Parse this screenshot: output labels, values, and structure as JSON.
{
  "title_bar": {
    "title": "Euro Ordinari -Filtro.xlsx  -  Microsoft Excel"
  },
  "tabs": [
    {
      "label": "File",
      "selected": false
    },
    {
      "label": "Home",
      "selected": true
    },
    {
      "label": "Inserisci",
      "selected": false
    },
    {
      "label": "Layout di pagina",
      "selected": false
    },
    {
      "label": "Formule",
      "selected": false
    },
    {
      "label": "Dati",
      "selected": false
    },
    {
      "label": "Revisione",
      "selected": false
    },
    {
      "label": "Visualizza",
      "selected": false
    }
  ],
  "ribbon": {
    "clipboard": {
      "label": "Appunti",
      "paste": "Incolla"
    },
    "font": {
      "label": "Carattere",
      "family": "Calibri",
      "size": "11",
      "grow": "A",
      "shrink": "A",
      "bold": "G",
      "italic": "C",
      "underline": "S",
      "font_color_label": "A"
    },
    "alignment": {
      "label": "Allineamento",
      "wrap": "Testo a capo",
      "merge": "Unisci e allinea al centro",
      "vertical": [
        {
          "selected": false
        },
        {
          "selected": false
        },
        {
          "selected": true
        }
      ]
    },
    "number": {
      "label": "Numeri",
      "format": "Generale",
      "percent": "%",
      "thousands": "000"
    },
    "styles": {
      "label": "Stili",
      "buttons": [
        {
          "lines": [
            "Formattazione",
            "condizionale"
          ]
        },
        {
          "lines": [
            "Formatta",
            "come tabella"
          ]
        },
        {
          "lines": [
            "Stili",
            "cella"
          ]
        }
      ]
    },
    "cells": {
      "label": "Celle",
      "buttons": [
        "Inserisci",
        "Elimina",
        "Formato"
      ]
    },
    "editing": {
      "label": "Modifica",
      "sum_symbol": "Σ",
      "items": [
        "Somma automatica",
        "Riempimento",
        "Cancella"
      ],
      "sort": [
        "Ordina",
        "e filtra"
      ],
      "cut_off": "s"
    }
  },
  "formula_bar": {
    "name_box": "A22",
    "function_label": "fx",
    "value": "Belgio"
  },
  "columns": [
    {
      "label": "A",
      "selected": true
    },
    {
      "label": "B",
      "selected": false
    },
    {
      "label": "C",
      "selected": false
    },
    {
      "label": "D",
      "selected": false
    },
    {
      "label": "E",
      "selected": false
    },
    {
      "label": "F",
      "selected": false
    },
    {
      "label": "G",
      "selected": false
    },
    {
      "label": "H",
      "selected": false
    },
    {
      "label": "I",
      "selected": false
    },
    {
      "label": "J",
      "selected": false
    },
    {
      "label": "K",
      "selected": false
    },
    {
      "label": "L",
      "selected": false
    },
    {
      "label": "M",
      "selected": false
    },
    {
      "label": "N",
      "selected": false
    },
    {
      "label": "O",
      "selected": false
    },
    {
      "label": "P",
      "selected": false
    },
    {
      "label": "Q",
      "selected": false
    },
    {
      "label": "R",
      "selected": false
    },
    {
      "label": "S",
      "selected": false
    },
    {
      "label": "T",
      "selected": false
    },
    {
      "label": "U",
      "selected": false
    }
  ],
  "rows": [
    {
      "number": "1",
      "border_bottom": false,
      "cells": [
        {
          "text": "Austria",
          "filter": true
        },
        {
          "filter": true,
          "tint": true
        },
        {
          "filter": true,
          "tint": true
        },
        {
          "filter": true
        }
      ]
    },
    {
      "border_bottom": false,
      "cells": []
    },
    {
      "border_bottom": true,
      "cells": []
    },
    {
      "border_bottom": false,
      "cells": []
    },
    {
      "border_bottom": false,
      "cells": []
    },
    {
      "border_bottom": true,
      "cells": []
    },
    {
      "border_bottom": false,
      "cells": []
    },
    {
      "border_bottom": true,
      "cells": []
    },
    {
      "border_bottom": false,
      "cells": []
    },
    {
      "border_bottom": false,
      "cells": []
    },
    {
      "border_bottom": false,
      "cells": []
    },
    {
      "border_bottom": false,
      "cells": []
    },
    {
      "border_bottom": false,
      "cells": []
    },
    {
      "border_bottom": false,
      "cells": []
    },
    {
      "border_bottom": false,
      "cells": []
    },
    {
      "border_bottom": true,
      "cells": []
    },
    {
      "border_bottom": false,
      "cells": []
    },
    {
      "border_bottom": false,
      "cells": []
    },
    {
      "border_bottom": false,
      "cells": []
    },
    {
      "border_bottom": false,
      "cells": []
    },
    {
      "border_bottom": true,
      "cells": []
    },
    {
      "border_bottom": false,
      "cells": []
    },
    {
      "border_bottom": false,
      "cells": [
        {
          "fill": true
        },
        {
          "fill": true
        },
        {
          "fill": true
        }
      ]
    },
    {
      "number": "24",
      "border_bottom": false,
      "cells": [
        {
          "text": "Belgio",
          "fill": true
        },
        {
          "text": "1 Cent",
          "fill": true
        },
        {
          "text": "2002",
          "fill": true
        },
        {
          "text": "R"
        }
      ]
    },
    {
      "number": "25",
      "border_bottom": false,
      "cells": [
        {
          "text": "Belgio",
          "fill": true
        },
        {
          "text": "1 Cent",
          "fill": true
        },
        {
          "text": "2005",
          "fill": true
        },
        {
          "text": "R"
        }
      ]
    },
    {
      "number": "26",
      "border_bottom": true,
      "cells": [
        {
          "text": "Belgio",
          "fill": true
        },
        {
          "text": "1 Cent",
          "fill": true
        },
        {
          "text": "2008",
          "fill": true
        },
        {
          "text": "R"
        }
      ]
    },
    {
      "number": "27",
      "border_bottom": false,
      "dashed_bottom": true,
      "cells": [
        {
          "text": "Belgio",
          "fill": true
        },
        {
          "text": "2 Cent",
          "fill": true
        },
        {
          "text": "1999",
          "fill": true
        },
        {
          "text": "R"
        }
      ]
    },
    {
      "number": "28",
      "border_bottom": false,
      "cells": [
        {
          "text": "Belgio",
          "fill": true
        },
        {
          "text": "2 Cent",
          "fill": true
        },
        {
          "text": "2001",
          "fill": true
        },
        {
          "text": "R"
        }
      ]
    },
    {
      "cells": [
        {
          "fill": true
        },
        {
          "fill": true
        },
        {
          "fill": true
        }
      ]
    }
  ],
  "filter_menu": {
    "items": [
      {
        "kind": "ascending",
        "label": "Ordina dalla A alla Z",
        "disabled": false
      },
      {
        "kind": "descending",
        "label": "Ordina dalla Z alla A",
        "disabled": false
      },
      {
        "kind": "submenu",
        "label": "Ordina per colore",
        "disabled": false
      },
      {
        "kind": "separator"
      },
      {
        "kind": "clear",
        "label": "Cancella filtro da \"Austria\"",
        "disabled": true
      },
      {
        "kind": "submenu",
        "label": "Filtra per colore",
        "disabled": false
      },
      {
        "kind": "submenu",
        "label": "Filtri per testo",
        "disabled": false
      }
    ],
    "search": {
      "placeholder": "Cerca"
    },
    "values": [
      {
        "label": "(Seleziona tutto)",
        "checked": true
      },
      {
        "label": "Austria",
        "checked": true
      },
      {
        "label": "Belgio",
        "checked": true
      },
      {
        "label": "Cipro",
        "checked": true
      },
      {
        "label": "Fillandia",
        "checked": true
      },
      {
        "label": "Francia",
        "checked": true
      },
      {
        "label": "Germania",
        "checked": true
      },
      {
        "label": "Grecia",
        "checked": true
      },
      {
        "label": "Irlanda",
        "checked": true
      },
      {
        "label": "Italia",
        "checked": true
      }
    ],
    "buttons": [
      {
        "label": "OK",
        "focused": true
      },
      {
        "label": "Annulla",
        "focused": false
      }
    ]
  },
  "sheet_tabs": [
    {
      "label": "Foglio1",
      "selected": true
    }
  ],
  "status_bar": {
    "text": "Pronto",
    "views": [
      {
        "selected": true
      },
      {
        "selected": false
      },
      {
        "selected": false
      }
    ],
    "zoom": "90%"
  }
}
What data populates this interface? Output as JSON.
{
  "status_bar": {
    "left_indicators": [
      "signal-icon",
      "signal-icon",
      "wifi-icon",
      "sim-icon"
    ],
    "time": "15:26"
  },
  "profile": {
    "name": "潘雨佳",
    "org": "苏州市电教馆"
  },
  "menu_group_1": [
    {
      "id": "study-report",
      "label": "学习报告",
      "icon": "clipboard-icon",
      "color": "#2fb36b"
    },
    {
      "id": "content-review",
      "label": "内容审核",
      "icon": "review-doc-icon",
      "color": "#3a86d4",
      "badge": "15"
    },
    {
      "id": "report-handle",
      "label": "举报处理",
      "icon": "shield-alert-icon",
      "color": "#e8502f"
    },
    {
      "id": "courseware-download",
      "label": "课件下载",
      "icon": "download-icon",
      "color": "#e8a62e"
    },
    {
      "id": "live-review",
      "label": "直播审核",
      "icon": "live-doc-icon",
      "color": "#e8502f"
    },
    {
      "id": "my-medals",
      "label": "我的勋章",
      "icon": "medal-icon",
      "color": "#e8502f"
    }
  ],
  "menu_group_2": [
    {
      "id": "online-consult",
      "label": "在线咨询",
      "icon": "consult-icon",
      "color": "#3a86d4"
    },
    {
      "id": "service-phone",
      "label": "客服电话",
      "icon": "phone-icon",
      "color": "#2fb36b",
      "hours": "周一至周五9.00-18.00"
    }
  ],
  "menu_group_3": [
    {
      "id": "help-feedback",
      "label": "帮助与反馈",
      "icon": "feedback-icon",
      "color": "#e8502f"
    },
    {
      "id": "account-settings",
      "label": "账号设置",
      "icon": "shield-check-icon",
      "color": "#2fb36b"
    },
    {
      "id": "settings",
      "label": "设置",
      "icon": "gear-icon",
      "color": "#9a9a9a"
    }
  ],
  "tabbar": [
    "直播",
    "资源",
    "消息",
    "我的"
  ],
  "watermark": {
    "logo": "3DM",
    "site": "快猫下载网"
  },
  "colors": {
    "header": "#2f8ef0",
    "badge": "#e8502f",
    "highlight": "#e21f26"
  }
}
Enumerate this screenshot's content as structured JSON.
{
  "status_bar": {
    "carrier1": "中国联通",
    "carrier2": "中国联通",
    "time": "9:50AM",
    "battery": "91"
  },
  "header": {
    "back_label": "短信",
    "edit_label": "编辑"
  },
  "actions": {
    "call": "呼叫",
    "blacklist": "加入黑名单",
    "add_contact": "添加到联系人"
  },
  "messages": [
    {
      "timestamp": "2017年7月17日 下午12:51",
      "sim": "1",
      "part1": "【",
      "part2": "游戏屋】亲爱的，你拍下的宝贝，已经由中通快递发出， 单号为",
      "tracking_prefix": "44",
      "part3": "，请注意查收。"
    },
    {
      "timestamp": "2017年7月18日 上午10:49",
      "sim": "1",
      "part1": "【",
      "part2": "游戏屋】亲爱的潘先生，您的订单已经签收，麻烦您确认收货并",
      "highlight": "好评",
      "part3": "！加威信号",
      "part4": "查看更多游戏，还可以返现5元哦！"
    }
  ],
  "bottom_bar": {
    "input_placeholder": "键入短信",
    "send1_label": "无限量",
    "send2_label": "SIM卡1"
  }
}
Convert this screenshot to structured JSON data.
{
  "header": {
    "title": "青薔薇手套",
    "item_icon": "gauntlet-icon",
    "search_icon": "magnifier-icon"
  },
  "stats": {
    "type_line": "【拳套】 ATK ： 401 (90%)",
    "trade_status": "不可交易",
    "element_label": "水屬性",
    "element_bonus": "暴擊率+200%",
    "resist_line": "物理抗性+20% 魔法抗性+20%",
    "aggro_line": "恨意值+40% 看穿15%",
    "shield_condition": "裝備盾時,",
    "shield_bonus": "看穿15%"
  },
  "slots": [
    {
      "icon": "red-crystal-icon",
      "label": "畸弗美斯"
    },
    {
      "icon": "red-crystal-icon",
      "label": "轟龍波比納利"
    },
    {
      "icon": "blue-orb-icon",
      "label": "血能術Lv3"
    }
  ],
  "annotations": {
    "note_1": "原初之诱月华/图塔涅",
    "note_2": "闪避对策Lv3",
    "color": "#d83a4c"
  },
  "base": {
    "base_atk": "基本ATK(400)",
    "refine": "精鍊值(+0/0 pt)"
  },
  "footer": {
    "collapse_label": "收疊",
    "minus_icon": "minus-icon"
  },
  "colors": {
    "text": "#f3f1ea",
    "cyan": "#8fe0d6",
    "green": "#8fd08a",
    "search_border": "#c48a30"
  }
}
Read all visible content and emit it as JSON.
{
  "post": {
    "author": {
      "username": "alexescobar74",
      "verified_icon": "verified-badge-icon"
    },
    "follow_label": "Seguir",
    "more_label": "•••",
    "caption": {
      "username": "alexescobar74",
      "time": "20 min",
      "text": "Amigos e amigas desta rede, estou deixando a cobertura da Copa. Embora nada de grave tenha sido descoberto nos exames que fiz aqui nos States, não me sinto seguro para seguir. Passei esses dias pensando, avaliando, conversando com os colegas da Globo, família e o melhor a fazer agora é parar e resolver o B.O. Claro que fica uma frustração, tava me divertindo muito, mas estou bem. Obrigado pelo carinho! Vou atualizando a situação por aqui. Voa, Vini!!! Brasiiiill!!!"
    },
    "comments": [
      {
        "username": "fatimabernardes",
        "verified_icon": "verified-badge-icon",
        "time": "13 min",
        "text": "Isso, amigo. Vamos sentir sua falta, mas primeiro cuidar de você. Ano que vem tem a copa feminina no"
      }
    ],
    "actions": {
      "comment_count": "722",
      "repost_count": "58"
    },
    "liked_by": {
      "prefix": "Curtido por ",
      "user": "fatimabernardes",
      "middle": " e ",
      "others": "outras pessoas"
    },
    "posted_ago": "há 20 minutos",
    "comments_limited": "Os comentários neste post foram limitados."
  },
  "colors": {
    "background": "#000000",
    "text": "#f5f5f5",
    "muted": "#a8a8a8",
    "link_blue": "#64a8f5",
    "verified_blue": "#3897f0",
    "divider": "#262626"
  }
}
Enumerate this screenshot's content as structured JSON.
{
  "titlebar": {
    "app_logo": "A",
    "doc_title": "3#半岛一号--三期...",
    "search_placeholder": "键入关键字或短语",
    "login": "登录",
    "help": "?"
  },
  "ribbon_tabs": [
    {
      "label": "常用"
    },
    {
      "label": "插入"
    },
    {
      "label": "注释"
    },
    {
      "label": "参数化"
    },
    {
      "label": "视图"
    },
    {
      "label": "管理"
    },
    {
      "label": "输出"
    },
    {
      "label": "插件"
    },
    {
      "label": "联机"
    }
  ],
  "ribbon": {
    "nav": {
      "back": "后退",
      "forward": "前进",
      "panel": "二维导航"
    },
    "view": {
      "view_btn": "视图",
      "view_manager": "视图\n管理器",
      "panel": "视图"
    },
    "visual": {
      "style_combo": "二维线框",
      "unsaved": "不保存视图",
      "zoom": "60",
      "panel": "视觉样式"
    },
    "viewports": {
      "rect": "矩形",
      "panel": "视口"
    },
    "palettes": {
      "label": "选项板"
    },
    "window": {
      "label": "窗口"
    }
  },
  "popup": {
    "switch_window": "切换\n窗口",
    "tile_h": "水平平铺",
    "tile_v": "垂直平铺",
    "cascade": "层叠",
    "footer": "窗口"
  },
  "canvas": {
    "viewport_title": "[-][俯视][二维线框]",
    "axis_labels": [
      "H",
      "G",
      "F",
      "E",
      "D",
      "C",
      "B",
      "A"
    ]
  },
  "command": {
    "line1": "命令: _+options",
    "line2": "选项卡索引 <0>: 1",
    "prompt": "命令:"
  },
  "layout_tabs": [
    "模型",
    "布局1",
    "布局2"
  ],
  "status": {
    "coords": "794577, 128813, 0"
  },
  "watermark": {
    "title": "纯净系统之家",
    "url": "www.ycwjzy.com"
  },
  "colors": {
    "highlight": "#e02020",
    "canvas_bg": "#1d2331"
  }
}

What the task asks ▸
Among the lines of the material, find those that hold the word "values" and copy them.

Final result ▸
Parse this screenshot: output labels, values, and structure as JSON.
    "values": [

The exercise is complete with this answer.